— Begin Data entries —

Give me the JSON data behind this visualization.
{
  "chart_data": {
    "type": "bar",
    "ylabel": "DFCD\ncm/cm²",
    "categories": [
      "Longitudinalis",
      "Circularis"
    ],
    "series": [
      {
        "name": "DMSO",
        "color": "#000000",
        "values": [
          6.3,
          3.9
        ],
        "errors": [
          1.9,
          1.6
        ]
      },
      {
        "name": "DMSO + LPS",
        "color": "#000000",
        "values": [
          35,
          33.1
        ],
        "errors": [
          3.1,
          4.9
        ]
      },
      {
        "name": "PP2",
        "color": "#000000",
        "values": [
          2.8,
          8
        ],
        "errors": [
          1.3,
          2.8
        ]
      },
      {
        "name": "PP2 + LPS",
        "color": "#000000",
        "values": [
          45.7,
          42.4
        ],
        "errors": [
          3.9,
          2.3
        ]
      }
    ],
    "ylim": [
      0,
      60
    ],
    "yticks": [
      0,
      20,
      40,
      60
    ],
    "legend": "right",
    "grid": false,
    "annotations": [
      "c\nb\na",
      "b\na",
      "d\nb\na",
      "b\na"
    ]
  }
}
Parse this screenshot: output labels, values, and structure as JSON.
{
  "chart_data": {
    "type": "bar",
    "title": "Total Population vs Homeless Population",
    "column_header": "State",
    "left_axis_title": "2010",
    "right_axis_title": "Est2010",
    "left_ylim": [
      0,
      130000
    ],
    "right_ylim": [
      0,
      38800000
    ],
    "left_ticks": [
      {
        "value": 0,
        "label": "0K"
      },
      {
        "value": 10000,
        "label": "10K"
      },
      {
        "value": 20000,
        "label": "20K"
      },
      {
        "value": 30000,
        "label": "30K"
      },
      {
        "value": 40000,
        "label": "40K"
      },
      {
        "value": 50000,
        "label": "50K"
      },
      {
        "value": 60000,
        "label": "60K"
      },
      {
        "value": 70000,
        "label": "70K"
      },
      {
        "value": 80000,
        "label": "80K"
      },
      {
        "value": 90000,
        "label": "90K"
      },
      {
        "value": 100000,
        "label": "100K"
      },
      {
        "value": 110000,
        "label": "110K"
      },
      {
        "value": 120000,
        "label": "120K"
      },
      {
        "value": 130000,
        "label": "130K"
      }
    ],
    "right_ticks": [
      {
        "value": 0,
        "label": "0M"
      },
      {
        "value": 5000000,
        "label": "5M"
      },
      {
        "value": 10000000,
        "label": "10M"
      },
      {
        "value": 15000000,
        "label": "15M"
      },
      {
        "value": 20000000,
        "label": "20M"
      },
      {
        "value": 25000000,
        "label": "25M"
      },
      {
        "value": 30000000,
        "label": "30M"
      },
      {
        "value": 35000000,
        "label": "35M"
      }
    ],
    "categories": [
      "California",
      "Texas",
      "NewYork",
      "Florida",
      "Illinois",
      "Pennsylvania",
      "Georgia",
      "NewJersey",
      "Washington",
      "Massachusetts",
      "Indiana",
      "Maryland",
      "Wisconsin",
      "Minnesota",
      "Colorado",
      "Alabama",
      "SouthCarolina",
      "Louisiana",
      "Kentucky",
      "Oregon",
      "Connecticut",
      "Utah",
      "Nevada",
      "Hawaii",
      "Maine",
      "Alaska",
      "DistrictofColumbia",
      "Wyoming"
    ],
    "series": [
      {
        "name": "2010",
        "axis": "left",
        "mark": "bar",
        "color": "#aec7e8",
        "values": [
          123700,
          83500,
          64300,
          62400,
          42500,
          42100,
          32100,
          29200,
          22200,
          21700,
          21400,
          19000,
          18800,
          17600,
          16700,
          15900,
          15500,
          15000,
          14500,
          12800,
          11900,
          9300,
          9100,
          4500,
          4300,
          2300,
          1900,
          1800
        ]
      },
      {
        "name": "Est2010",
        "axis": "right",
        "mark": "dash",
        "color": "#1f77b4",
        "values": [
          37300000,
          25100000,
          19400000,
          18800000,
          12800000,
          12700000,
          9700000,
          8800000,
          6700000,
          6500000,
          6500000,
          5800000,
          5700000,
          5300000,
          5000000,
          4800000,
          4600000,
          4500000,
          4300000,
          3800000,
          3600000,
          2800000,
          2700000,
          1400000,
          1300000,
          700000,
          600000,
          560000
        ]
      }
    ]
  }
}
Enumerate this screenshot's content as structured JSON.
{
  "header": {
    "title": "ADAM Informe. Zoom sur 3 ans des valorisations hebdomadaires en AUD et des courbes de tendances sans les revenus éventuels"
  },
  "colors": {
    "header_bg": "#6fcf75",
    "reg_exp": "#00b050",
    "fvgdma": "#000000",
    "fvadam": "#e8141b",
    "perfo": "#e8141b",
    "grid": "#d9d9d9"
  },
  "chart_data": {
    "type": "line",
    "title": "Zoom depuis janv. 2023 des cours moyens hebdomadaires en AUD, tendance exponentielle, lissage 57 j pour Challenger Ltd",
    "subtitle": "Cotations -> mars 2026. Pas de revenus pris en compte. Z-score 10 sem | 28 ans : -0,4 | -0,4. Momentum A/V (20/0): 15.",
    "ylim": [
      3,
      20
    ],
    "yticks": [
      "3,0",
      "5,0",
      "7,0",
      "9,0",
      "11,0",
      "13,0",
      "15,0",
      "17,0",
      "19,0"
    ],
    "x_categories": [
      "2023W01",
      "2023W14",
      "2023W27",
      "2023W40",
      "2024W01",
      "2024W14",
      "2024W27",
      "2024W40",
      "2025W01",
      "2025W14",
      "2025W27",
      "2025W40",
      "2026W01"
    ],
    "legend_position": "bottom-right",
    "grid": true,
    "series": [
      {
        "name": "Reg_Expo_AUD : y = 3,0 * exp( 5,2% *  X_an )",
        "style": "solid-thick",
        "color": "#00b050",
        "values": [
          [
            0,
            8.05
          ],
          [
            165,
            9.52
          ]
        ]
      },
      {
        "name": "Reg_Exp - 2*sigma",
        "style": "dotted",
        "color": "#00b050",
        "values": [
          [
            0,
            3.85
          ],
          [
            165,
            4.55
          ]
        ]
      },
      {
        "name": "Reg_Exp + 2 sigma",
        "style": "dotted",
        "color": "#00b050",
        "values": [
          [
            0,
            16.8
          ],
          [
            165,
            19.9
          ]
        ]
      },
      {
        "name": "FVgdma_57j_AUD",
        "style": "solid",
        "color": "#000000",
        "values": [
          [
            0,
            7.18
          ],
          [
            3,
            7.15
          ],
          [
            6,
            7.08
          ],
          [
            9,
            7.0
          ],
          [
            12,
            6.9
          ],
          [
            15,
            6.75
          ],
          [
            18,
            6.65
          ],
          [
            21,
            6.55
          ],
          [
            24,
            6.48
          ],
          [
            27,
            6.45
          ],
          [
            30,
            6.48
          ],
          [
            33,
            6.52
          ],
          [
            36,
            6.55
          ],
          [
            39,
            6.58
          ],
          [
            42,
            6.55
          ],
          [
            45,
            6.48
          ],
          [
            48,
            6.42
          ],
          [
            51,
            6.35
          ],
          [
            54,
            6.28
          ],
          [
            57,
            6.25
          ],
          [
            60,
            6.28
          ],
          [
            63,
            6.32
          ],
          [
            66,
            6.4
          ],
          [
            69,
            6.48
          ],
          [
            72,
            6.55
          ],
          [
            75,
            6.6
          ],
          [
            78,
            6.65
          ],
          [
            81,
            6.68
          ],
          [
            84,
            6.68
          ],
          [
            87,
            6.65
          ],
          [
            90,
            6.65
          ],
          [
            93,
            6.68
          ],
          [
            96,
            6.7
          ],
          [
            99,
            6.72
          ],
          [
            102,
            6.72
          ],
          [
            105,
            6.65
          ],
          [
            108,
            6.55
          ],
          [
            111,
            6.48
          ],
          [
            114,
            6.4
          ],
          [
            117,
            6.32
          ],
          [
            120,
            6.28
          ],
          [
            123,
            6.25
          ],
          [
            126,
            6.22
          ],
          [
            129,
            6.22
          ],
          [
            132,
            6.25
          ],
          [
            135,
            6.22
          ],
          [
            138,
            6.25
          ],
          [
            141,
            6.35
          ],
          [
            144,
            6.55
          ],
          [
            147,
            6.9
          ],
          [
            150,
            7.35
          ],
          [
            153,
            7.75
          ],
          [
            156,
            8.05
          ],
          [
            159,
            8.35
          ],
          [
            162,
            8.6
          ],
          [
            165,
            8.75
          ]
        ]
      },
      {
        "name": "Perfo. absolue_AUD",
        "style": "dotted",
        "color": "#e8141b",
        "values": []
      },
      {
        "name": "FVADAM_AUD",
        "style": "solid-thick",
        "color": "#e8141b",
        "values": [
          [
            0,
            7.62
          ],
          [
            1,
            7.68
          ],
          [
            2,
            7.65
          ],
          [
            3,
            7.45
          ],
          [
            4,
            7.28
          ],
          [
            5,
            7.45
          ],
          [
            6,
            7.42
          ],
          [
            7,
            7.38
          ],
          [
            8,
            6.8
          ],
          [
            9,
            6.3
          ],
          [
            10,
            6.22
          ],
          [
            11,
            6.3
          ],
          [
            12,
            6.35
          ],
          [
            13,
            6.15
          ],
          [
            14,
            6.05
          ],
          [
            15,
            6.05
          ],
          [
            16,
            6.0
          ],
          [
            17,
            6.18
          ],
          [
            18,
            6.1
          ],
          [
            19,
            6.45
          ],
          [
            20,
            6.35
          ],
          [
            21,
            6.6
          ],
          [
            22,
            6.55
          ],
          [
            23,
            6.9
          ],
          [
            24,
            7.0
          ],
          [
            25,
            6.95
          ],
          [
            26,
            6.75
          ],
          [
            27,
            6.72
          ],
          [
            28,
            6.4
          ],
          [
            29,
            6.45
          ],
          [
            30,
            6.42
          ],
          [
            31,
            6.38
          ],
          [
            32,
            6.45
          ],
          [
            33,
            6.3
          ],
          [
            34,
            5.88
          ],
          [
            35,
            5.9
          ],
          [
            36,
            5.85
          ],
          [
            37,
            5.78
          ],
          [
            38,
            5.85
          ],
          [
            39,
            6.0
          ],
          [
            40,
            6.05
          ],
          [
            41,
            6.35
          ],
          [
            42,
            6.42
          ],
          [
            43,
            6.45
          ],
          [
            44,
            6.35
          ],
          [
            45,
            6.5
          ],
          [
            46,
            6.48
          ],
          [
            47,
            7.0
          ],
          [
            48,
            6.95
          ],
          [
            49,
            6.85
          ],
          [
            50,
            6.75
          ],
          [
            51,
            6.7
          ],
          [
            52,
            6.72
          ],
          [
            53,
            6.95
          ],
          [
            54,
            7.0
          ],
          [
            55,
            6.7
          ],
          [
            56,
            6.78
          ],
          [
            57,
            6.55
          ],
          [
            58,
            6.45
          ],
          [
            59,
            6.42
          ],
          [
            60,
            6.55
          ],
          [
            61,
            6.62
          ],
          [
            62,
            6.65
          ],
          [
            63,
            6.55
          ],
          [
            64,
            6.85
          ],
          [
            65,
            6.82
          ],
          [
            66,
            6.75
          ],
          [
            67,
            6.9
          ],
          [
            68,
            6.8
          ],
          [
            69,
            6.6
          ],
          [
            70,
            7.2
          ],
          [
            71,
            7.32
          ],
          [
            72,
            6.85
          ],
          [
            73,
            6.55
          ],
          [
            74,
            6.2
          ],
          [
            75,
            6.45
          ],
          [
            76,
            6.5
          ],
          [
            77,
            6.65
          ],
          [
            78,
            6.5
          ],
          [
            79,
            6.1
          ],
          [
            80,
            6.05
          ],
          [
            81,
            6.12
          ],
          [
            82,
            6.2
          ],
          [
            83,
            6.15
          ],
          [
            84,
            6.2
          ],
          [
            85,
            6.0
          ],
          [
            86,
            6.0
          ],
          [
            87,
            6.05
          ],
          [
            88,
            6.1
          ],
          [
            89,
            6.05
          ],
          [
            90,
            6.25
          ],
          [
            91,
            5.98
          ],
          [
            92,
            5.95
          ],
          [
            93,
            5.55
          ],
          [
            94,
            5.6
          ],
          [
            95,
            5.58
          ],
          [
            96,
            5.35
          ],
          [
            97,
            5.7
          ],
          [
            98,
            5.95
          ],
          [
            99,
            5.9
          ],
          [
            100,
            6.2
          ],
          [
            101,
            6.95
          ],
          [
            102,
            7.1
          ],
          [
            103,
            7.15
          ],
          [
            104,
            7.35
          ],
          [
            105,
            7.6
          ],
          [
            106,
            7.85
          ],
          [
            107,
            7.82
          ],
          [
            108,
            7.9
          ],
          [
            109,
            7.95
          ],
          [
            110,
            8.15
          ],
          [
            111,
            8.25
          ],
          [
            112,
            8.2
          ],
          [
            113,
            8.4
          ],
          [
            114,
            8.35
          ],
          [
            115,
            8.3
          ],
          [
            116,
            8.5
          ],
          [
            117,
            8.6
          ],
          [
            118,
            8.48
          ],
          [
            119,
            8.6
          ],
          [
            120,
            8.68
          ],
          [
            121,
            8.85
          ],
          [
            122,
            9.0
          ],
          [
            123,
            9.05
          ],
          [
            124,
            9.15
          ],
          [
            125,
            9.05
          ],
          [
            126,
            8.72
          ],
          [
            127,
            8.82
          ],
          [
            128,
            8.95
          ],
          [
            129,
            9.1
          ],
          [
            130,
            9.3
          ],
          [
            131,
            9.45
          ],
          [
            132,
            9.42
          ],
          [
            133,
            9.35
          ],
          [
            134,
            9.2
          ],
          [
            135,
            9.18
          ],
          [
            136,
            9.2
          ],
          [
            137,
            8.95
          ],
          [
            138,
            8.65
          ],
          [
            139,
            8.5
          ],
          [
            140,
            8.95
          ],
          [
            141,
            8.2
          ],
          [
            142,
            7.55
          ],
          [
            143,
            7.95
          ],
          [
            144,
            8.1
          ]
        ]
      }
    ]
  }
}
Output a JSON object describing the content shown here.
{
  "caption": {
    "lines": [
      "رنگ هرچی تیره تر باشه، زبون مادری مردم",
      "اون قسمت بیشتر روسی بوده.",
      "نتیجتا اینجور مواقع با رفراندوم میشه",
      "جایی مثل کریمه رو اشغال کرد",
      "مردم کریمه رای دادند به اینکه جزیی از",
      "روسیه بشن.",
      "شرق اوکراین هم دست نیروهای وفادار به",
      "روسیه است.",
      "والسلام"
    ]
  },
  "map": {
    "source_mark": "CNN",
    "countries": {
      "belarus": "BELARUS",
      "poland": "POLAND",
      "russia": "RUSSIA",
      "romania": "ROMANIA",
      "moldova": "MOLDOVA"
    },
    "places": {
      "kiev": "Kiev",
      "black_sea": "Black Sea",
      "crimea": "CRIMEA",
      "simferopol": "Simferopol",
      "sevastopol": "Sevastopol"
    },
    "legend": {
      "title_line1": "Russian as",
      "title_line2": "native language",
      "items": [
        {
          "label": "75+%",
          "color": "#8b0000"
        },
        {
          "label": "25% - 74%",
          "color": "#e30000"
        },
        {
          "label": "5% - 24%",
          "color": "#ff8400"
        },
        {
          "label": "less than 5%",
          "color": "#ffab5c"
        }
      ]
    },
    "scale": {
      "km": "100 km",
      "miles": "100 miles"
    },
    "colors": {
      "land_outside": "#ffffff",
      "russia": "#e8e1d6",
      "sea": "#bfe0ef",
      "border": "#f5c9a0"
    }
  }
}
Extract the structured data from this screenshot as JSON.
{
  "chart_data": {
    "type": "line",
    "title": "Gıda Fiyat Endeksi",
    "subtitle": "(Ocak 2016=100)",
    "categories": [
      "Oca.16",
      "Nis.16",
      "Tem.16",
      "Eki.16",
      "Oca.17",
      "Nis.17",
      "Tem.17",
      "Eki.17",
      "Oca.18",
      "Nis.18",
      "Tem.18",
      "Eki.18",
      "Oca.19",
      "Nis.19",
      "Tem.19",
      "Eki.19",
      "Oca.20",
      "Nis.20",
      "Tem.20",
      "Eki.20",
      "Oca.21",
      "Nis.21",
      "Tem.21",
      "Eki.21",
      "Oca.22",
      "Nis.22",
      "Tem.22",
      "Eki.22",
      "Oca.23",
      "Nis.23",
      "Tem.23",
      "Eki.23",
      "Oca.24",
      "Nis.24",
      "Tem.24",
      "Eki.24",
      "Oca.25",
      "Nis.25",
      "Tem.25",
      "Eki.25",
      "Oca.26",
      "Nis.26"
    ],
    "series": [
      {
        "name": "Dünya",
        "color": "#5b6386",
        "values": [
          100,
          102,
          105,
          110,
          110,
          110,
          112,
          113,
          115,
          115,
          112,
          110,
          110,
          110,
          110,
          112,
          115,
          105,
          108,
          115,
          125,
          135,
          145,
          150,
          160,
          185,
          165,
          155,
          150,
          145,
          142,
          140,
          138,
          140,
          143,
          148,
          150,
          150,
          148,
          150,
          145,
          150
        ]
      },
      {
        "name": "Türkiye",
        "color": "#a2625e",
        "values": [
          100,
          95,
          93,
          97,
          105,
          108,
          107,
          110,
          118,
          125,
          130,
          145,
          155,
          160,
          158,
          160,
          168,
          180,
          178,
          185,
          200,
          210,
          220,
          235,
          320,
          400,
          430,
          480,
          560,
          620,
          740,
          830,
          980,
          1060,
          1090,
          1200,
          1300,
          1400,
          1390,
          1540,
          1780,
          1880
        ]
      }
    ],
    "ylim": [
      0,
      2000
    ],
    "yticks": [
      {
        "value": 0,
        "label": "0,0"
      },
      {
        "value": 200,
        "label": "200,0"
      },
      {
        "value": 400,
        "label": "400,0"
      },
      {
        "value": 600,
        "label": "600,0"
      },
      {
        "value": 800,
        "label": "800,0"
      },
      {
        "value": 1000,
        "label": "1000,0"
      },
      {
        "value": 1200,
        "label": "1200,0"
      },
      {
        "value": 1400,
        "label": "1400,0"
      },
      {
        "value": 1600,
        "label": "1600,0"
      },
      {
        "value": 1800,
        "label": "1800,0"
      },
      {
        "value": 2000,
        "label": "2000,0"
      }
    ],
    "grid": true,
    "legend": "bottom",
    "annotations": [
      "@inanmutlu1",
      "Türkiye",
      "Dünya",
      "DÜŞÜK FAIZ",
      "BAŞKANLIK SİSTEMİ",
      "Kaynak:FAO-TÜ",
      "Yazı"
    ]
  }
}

— End Data entries —

Among the entries above, how many lines include the word "screenshot"? Give the number with no comment.

**Complete answer**
3